● **Tantangan**
- a) Salin kembali bagian teks tentang Sunan Kalijaga, mulai dari kata-kata "Silsilah Raden Sahur" dan berhenti setelah "putera Adipati Ponorogo.". Ganti "Ario Tejo" dengan "Arya Teja".
- b) Menurut teks tentang Sunan Kalijaga, siapa nama beliau pada masa kecil?
- c) Tuliskan kelanjutan teks tentang Sunan Kalijaga setelah kalimat terakhirnya.

● **Teks Ditampilkan**
::::

Sunan Kalijaga dan Karyanya
Oleh: Abdullah Hamid*
Hampir semua orang di Indonesia, apalagi umat
Islam mengenal nama Sunan Kalijaga yang masa kecilnya bernama Raden Mas Syahid.
Beliau adalah putera Raden Sahur yang beragama Islam atau Tumenggung Wilatikta,
pernah menjadi Adipati Tuban.
Haul Akbar Ke-428 Sunan Kalijaga tahun 2013 diperingati tanggal 10 Muharram 1434 H nanti di kompleks makam dan Masjid Kadilangu, Demak. Biasanya diisi lantunan khataman Qur’an, tahlil dan shalawat Nabi.
Silsilah Raden Sahur atau Ario Wilotikto ke
atas adalah putera Ario Tejo (Islam) atau Syekh Ngabdurahman, menantu Ario
Dikara, putera Ario Lena, putera Ario Sirowenang, putera Raden Sirolawe, putera
Ronggolawe, putera Ario Wiraraja (Adipati Tuban I), putera Adipati Ponorogo.
Itulah asal usul Sunan Kalijaga yang banyak ditulis dan diyakini orang.

::::

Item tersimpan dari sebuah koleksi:
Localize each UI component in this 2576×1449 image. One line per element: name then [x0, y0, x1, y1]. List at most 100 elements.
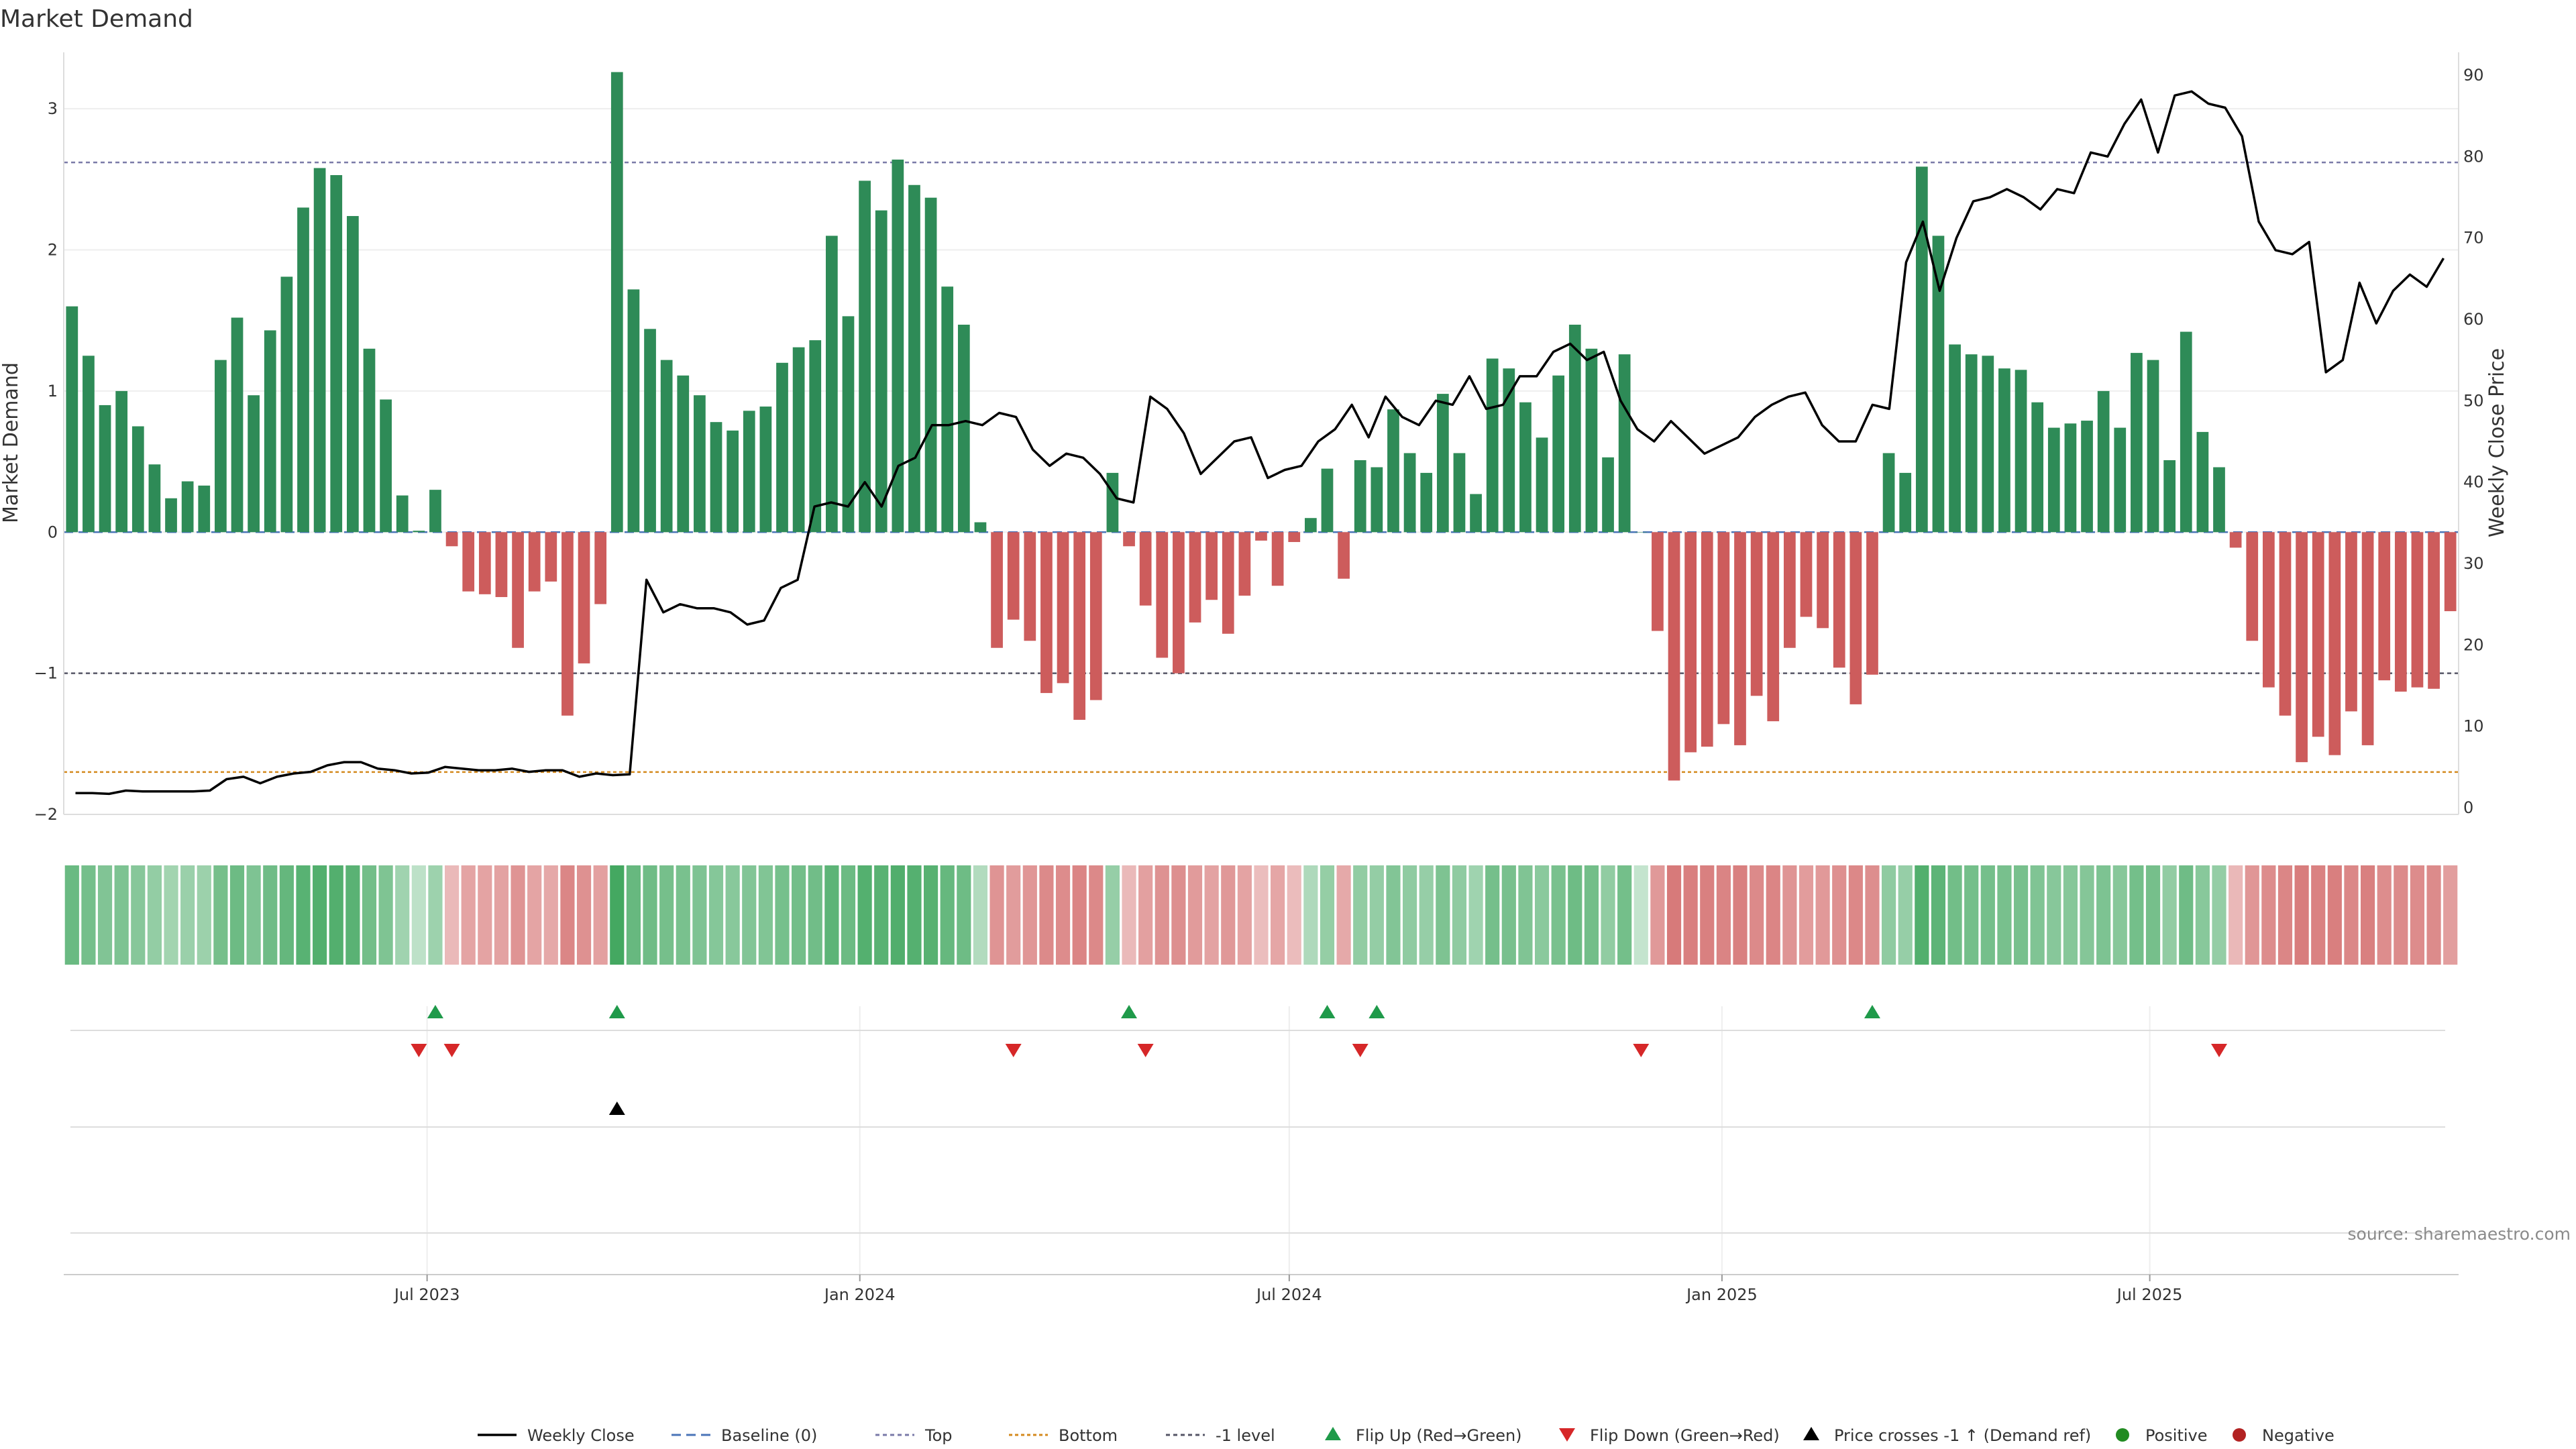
- heat-strip-cell: [1105, 865, 1120, 965]
- demand-bar: [1701, 532, 1713, 747]
- legend-label: -1 level: [1216, 1426, 1275, 1445]
- heat-strip-cell: [197, 865, 211, 965]
- demand-bar: [1602, 457, 1614, 533]
- legend: Weekly Close Baseline (0) Top Bottom -1 leve…: [478, 1426, 2334, 1445]
- demand-bar: [2394, 532, 2407, 692]
- heat-strip-cell: [2162, 865, 2177, 965]
- demand-bar: [1205, 532, 1218, 600]
- heat-strip-cell: [2229, 865, 2243, 965]
- demand-bar: [2328, 532, 2341, 755]
- demand-bar: [2097, 390, 2110, 533]
- y2-tick-label: 30: [2463, 554, 2484, 573]
- demand-bars: [66, 72, 2457, 781]
- heat-strip-cell: [1485, 865, 1500, 965]
- demand-bar: [677, 375, 690, 533]
- demand-bar: [610, 72, 623, 533]
- legend-flip-up-swatch: [1325, 1427, 1341, 1440]
- heat-strip-cell: [263, 865, 278, 965]
- demand-bar: [1800, 532, 1813, 617]
- demand-bar: [1321, 468, 1334, 533]
- heat-strip-cell: [345, 865, 360, 965]
- demand-bar: [2378, 532, 2391, 681]
- heat-strip-cell: [2013, 865, 2029, 965]
- heat-strip-cell: [1320, 865, 1335, 965]
- heat-strip-cell: [2212, 865, 2226, 965]
- heat-strip-cell: [676, 865, 690, 965]
- heat-strip-cell: [180, 865, 195, 965]
- heat-strip-cell: [1436, 865, 1450, 965]
- heat-strip-cell: [708, 865, 724, 965]
- heat-strip-cell: [246, 865, 261, 965]
- heat-strip-cell: [2311, 865, 2326, 965]
- heat-strip-cell: [2277, 865, 2293, 965]
- heat-strip-cell: [2344, 865, 2359, 965]
- heat-strip-cell: [395, 865, 410, 965]
- heat-strip-cell: [643, 865, 657, 965]
- heat-strip-cell: [1750, 865, 1764, 965]
- heat-strip-cell: [1501, 865, 1516, 965]
- weekly-close-polyline: [75, 90, 2445, 796]
- flip-up-marker: [1121, 1005, 1138, 1018]
- demand-bar: [1783, 532, 1796, 648]
- heat-strip-cell: [229, 865, 245, 965]
- demand-bar: [380, 399, 392, 533]
- y-axis-label: Market Demand: [0, 362, 23, 523]
- legend-label: Price crosses -1 ↑ (Demand ref): [1834, 1426, 2091, 1445]
- heat-strip-cell: [362, 865, 377, 965]
- demand-bar: [1123, 532, 1135, 547]
- heat-strip-cell: [1799, 865, 1814, 965]
- heat-strip-cell: [857, 865, 872, 965]
- flip-down-marker: [1633, 1044, 1650, 1057]
- demand-bar: [1568, 325, 1581, 533]
- y2-tick-label: 60: [2463, 310, 2484, 329]
- demand-bar: [908, 184, 920, 533]
- demand-bar: [1866, 532, 1878, 675]
- demand-bar: [462, 532, 475, 592]
- heat-strip-cell: [444, 865, 460, 965]
- demand-bar: [83, 356, 95, 533]
- heat-strip-cell: [1997, 865, 2012, 965]
- y2-tick-label: 80: [2463, 147, 2484, 166]
- heat-strip-cell: [131, 865, 146, 965]
- flip-up-marker: [1864, 1005, 1880, 1018]
- demand-bar: [280, 276, 293, 533]
- legend-label: Weekly Close: [527, 1426, 635, 1445]
- demand-bar: [2163, 460, 2176, 533]
- demand-bar: [792, 347, 805, 533]
- y-tick-label: 3: [48, 99, 58, 118]
- demand-bar: [1503, 368, 1515, 533]
- heat-strip-cell: [576, 865, 592, 965]
- demand-bar: [561, 532, 574, 716]
- demand-heat-strip: [64, 865, 2458, 965]
- demand-bar: [2047, 427, 2060, 533]
- demand-bar: [1652, 532, 1664, 631]
- heat-strip-cell: [1155, 865, 1169, 965]
- demand-bar: [1222, 532, 1234, 634]
- heat-strip-cell: [97, 865, 113, 965]
- heat-strip-cell: [114, 865, 129, 965]
- heat-strip-cell: [2063, 865, 2078, 965]
- legend-positive-swatch: [2116, 1428, 2129, 1442]
- heat-strip-cell: [1138, 865, 1153, 965]
- heat-strip-cell: [725, 865, 740, 965]
- heat-strip-cell: [428, 865, 443, 965]
- demand-bar: [1073, 532, 1086, 720]
- heat-strip-cell: [1881, 865, 1896, 965]
- heat-strip-cell: [874, 865, 889, 965]
- demand-bar: [727, 430, 739, 533]
- heat-strip-cell: [1006, 865, 1021, 965]
- heat-strip-cell: [213, 865, 228, 965]
- demand-bar: [1552, 375, 1565, 533]
- heat-strip-cell: [1584, 865, 1599, 965]
- demand-bar: [66, 306, 78, 533]
- heat-strip-cell: [1931, 865, 1946, 965]
- flip-up-marker: [427, 1005, 443, 1018]
- heat-strip-cell: [378, 865, 393, 965]
- demand-bar: [1750, 532, 1763, 696]
- x-axis: Jul 2023 Jan 2024 Jul 2024 Jan 2025 Jul 2025: [64, 1274, 2459, 1304]
- flip-down-marker: [2211, 1044, 2227, 1057]
- demand-bar: [2081, 421, 2093, 533]
- demand-bar: [694, 395, 706, 533]
- heat-strip-cell: [1832, 865, 1847, 965]
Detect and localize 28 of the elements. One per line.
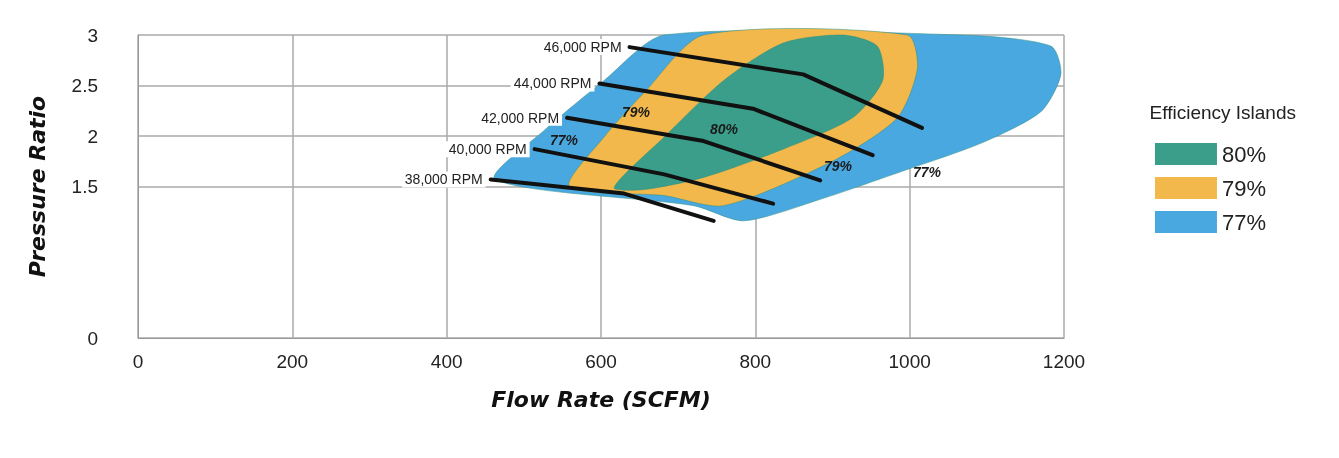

::::

● **Kumpulan Jawaban**
- a)
Silsilah Raden Sahur atau Ario Wilotikto ke
atas adalah putera Arya Teja (Islam) atau Syekh Ngabdurahman, menantu Ario
Dikara, putera Ario Lena, putera Ario Sirowenang, putera Raden Sirolawe, putera
Ronggolawe, putera Ario Wiraraja (Adipati Tuban I), putera Adipati Ponorogo.

- b) Raden Mas Syahid.

- c)
Dalam Babad Lasem ditambahkan, masa muda
Sunan Kalijaga dihabiskan lama di Lasem untuk berguru dengan Sunan Bonang di
Desa Bonang. Nama lainnya adalah Santi Kusuma, memiliki saudara Santi Puspa dan
Santiyogo atau Sayid Abubakar atau Sunan Kajoran, sedangkan makam keduanya di
Taman Sitoresmi Caruban dekat makam Nyi Ageng Maloka, wafat tahun 1490 M yang
membuka pesantren putri yang tidak hanya diperuntukkan bagi masyarakat Lasem
tetapi juga santriwati yang berasal dari luar daerah seperti putri Sunan Muria
(Komariah), putri Sunan Kudus (Sundariah) yang makamnya juga di Caruban. Bahkan
santriwatinya ada dari Minangkabau. Seperti diketahui bahwa Sultan Mahmud dari
Minangkabau adalah murid dari Sunan Bonang. Ketika ia pulang ke Minangkabau ia
mengajak wanita-wanita Minangkabau untuk belajar di pesantren Maloko, sehingga
pesantren ini bertambah ramai.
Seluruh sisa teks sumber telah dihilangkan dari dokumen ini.